* [Exercise description]: Return the lines below that carry the word "color".

* [Material supplied]:
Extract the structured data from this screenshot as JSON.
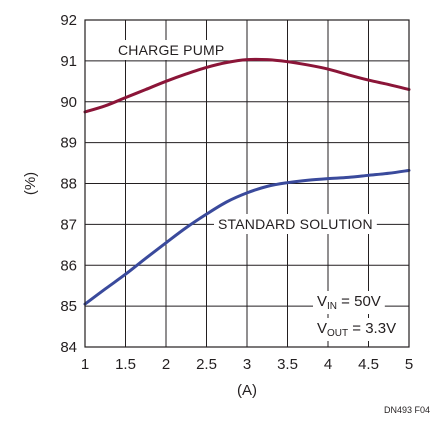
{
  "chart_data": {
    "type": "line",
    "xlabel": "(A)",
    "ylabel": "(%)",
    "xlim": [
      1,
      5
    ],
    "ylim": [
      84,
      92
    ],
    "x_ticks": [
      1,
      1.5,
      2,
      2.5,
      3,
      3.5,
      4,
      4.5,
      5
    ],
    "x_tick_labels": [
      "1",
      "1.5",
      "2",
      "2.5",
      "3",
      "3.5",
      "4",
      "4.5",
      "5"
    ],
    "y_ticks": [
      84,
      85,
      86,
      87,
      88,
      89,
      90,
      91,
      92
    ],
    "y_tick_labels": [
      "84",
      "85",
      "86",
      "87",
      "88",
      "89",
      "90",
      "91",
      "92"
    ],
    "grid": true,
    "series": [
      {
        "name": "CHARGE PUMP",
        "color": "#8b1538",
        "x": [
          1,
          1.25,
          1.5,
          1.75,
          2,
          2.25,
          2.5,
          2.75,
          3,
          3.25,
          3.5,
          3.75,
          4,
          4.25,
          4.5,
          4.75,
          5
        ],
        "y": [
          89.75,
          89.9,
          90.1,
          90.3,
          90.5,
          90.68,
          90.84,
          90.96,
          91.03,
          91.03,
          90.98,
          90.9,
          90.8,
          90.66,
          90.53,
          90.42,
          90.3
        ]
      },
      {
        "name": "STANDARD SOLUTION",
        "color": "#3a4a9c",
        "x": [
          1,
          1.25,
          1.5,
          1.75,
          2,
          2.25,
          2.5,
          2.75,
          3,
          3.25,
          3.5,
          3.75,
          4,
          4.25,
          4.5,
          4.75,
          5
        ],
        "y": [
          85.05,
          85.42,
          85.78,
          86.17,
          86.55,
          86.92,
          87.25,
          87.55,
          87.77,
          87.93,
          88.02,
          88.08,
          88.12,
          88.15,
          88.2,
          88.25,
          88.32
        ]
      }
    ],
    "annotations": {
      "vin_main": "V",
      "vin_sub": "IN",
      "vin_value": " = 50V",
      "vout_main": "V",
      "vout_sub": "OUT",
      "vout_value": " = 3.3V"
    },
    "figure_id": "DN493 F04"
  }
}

---

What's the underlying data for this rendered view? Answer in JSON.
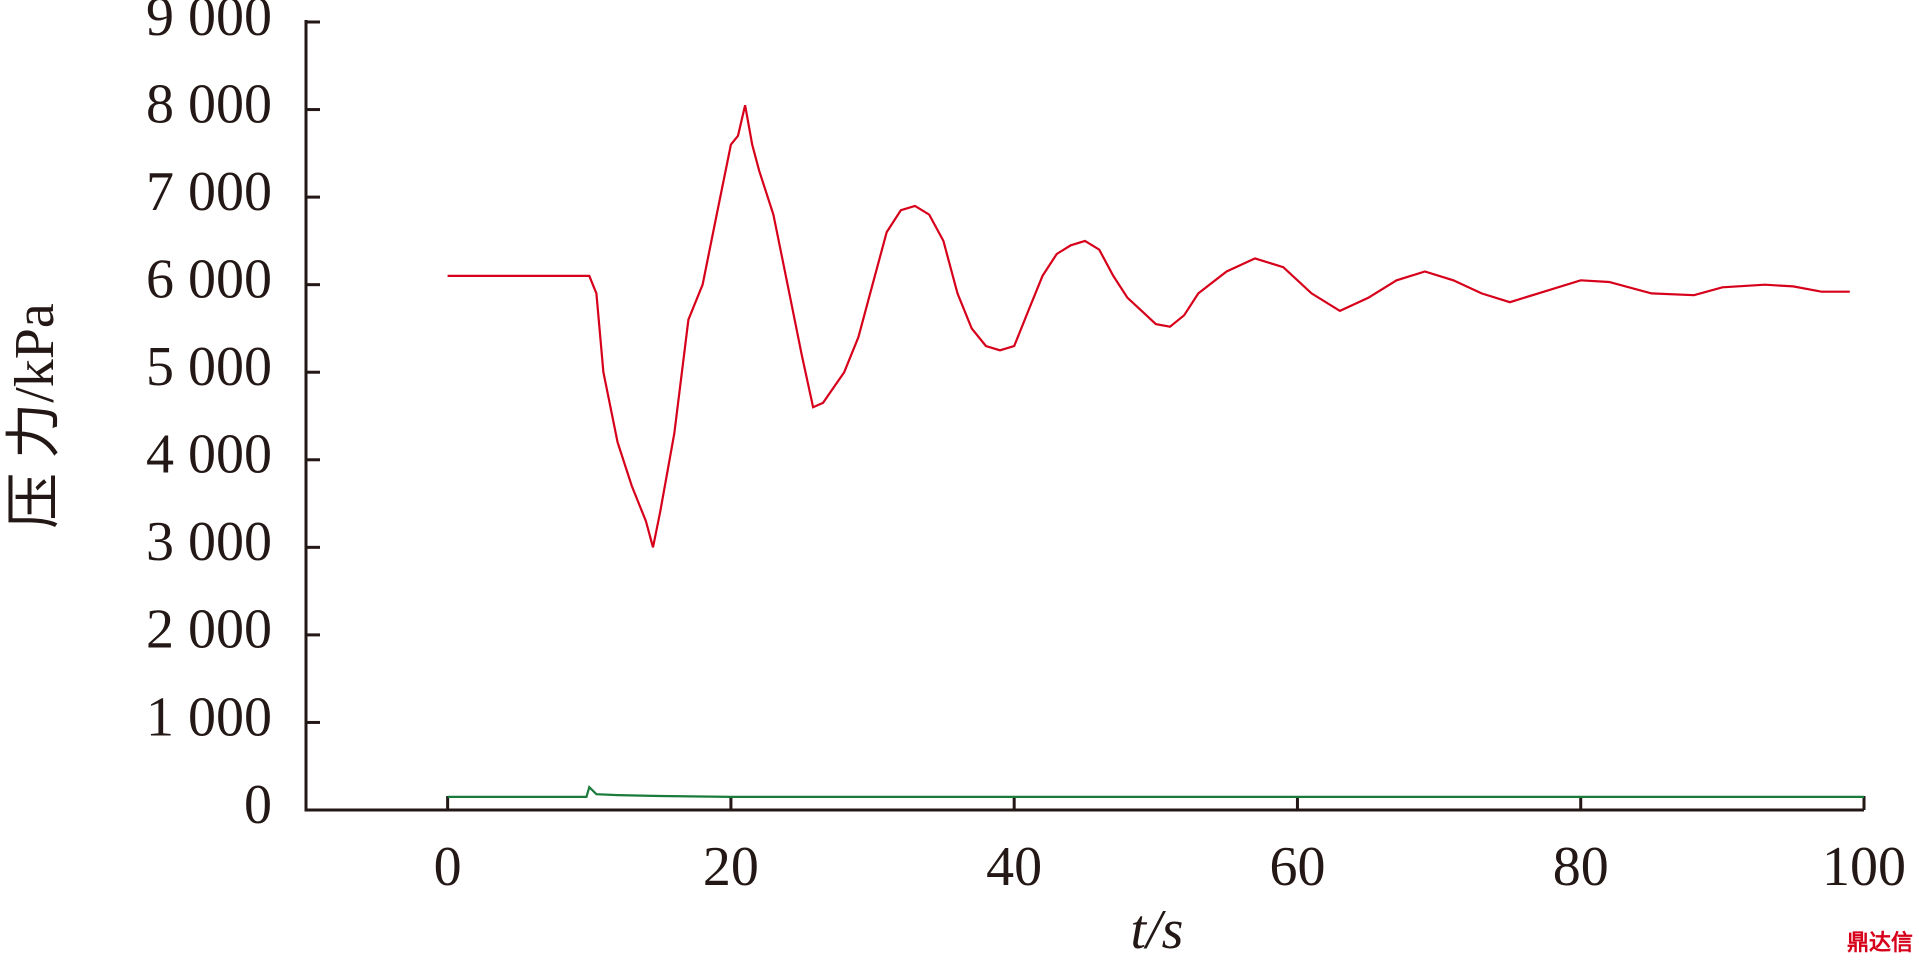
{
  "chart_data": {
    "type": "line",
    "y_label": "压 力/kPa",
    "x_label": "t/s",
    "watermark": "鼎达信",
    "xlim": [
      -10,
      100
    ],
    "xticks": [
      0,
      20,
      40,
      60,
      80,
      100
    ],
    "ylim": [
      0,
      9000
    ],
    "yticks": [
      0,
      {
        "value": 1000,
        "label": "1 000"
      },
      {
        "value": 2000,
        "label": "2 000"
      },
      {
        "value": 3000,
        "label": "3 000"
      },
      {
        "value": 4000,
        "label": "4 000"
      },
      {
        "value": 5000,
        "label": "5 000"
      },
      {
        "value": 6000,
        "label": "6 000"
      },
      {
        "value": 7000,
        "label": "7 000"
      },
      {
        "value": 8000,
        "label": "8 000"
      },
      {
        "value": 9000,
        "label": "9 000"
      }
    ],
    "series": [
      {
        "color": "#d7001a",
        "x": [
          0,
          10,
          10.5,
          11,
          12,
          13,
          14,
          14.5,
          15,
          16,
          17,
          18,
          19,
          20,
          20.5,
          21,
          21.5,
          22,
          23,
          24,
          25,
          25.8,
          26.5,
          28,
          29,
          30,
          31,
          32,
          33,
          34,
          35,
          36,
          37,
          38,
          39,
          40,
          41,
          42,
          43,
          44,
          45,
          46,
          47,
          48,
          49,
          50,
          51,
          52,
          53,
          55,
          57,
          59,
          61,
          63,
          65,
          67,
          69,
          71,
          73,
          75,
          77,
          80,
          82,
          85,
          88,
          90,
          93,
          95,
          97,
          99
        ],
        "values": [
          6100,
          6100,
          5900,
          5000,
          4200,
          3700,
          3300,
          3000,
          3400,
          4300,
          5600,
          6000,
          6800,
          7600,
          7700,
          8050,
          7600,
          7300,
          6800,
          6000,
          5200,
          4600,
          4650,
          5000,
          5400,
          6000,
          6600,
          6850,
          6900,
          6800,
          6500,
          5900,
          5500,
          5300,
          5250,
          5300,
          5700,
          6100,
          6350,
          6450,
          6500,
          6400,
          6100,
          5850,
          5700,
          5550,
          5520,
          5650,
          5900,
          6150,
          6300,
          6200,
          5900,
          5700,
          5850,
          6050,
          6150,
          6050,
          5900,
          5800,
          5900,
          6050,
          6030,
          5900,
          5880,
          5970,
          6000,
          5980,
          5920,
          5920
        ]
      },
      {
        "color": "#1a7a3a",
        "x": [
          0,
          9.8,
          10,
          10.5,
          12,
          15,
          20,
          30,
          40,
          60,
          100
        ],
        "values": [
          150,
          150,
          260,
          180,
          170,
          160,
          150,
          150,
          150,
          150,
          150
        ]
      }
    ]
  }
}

* [Result of the exercise]:
        "color": "#8b1538",
        "color": "#3a4a9c",
        "color": "#d7001a",
        "color": "#1a7a3a",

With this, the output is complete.